[Rows from a dataset]
━━━━━━━━━━━━━━━━━━━━━━━━━━━━━━
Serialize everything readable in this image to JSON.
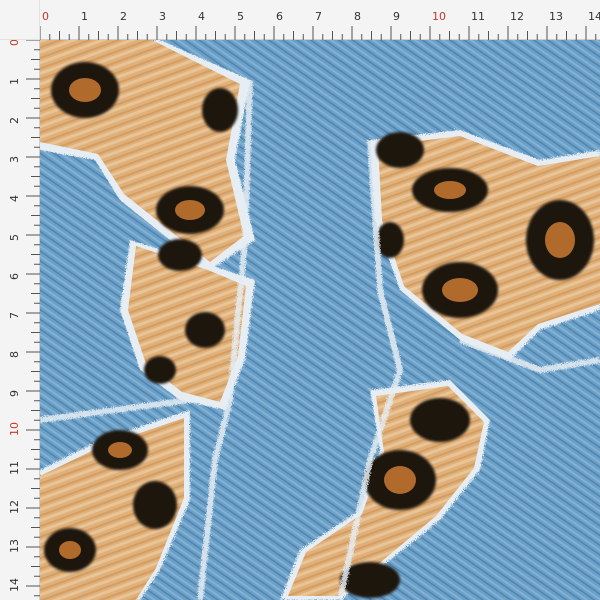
{
  "ruler": {
    "top_labels": [
      "0",
      "1",
      "2",
      "3",
      "4",
      "5",
      "6",
      "7",
      "8",
      "9",
      "10",
      "11",
      "12",
      "13",
      "14"
    ],
    "left_labels": [
      "0",
      "1",
      "2",
      "3",
      "4",
      "5",
      "6",
      "7",
      "8",
      "9",
      "10",
      "11",
      "12",
      "13",
      "14"
    ],
    "accent_color": "#c0392b",
    "text_color": "#333333",
    "tick_color": "#555555",
    "accent_labels": [
      "0",
      "10"
    ]
  },
  "pattern": {
    "denim_light": "#8fb7d6",
    "denim_mid": "#5f93bf",
    "denim_dark": "#2f5e87",
    "fray": "#e6eef4",
    "fur_light": "#e9c79b",
    "fur_mid": "#d9a66a",
    "fur_dark": "#b06a2c",
    "spot": "#1e140e"
  }
}
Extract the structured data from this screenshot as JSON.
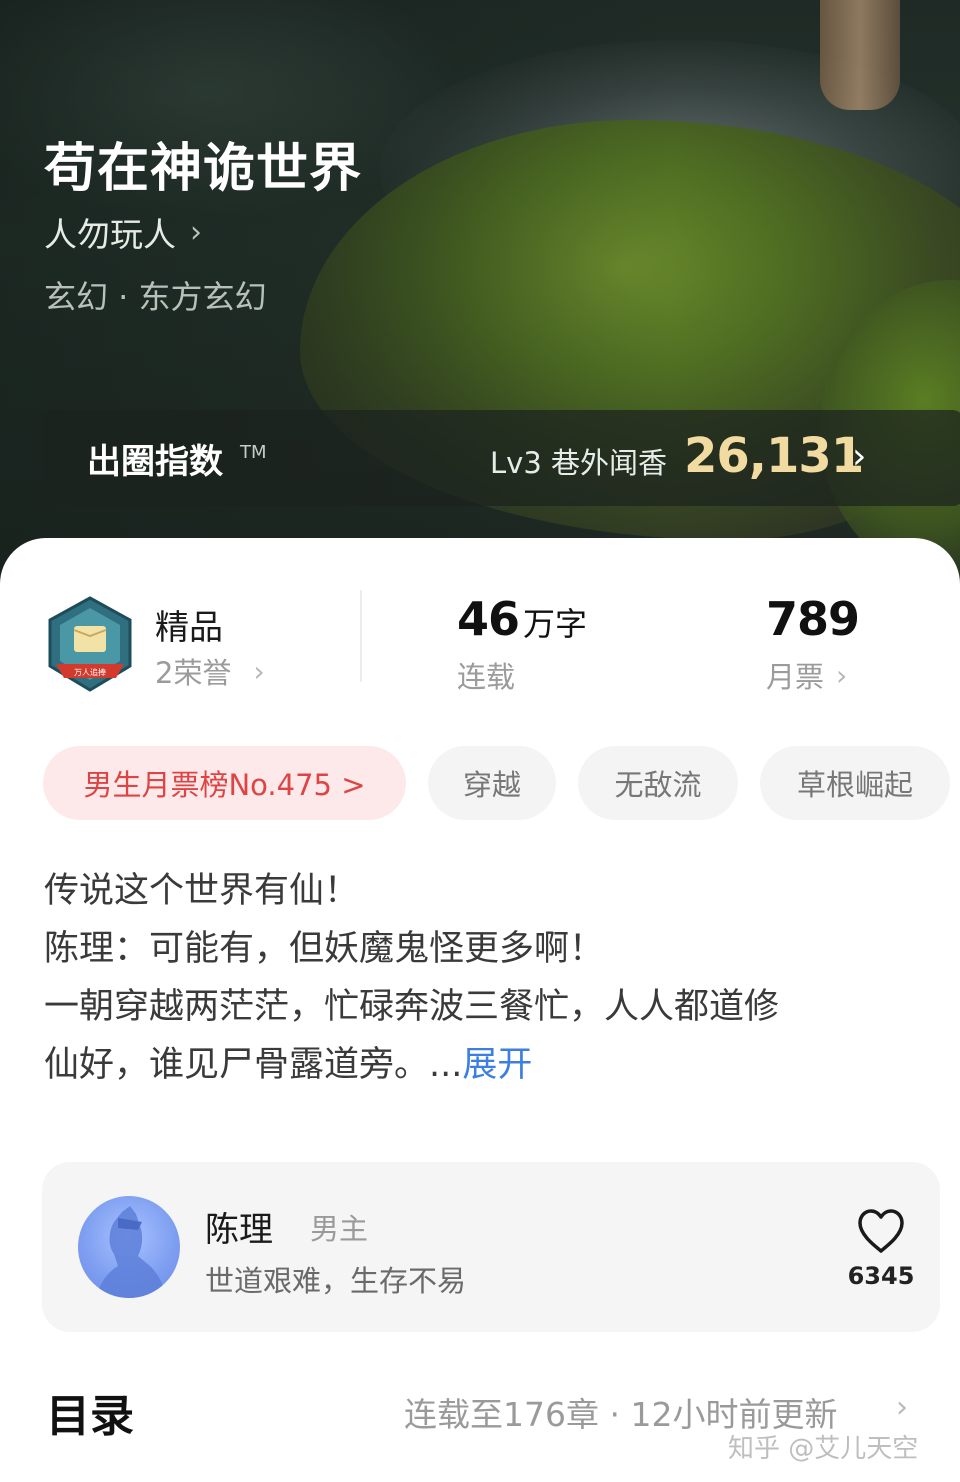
{
  "book": {
    "title": "苟在神诡世界",
    "author": "人勿玩人",
    "author_chevron": "›",
    "genre": "玄幻 · 东方玄幻"
  },
  "index": {
    "label": "出圈指数",
    "tm": "TM",
    "level": "Lv3 巷外闻香",
    "value": "26,131",
    "chevron": "›"
  },
  "stats": {
    "quality_label": "精品",
    "honors": "2荣誉",
    "badge_text": "万人追捧",
    "word_count_num": "46",
    "word_count_unit": "万字",
    "status": "连载",
    "monthly_votes": "789",
    "monthly_votes_label": "月票",
    "chevron": "›"
  },
  "tags": {
    "rank": "男生月票榜No.475 >",
    "items": [
      "穿越",
      "无敌流",
      "草根崛起"
    ]
  },
  "synopsis": {
    "lines": [
      "传说这个世界有仙！",
      "陈理：可能有，但妖魔鬼怪更多啊！",
      "一朝穿越两茫茫，忙碌奔波三餐忙，人人都道修",
      "仙好，谁见尸骨露道旁。..."
    ],
    "expand": "展开"
  },
  "character": {
    "name": "陈理",
    "role": "男主",
    "quote": "世道艰难，生存不易",
    "likes": "6345",
    "heart_icon": "heart-outline"
  },
  "toc": {
    "title": "目录",
    "info": "连载至176章 · 12小时前更新",
    "chevron": "›"
  },
  "watermark": "知乎 @艾儿天空",
  "colors": {
    "rank_tag_bg": "#fde9e9",
    "rank_tag_text": "#de4444",
    "expand_link": "#3d7fe0",
    "index_value": "#f2dba0"
  }
}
━━━━━━━━━━━━━━━━━━━━━━━━━━━━━━
*Exercise prompt*. Using the records above, output their complete text exactly, minus any images.

*Task result*.
Serialize everything readable in this image to JSON.
{
  "ruler": {
    "top_labels": [
      "0",
      "1",
      "2",
      "3",
      "4",
      "5",
      "6",
      "7",
      "8",
      "9",
      "10",
      "11",
      "12",
      "13",
      "14"
    ],
    "left_labels": [
      "0",
      "1",
      "2",
      "3",
      "4",
      "5",
      "6",
      "7",
      "8",
      "9",
      "10",
      "11",
      "12",
      "13",
      "14"
    ],
    "accent_color": "#c0392b",
    "text_color": "#333333",
    "tick_color": "#555555",
    "accent_labels": [
      "0",
      "10"
    ]
  },
  "pattern": {
    "denim_light": "#8fb7d6",
    "denim_mid": "#5f93bf",
    "denim_dark": "#2f5e87",
    "fray": "#e6eef4",
    "fur_light": "#e9c79b",
    "fur_mid": "#d9a66a",
    "fur_dark": "#b06a2c",
    "spot": "#1e140e"
  }
}
Extract the structured data from this screenshot as JSON.
{
  "book": {
    "title": "苟在神诡世界",
    "author": "人勿玩人",
    "author_chevron": "›",
    "genre": "玄幻 · 东方玄幻"
  },
  "index": {
    "label": "出圈指数",
    "tm": "TM",
    "level": "Lv3 巷外闻香",
    "value": "26,131",
    "chevron": "›"
  },
  "stats": {
    "quality_label": "精品",
    "honors": "2荣誉",
    "badge_text": "万人追捧",
    "word_count_num": "46",
    "word_count_unit": "万字",
    "status": "连载",
    "monthly_votes": "789",
    "monthly_votes_label": "月票",
    "chevron": "›"
  },
  "tags": {
    "rank": "男生月票榜No.475 >",
    "items": [
      "穿越",
      "无敌流",
      "草根崛起"
    ]
  },
  "synopsis": {
    "lines": [
      "传说这个世界有仙！",
      "陈理：可能有，但妖魔鬼怪更多啊！",
      "一朝穿越两茫茫，忙碌奔波三餐忙，人人都道修",
      "仙好，谁见尸骨露道旁。..."
    ],
    "expand": "展开"
  },
  "character": {
    "name": "陈理",
    "role": "男主",
    "quote": "世道艰难，生存不易",
    "likes": "6345",
    "heart_icon": "heart-outline"
  },
  "toc": {
    "title": "目录",
    "info": "连载至176章 · 12小时前更新",
    "chevron": "›"
  },
  "watermark": "知乎 @艾儿天空",
  "colors": {
    "rank_tag_bg": "#fde9e9",
    "rank_tag_text": "#de4444",
    "expand_link": "#3d7fe0",
    "index_value": "#f2dba0"
  }
}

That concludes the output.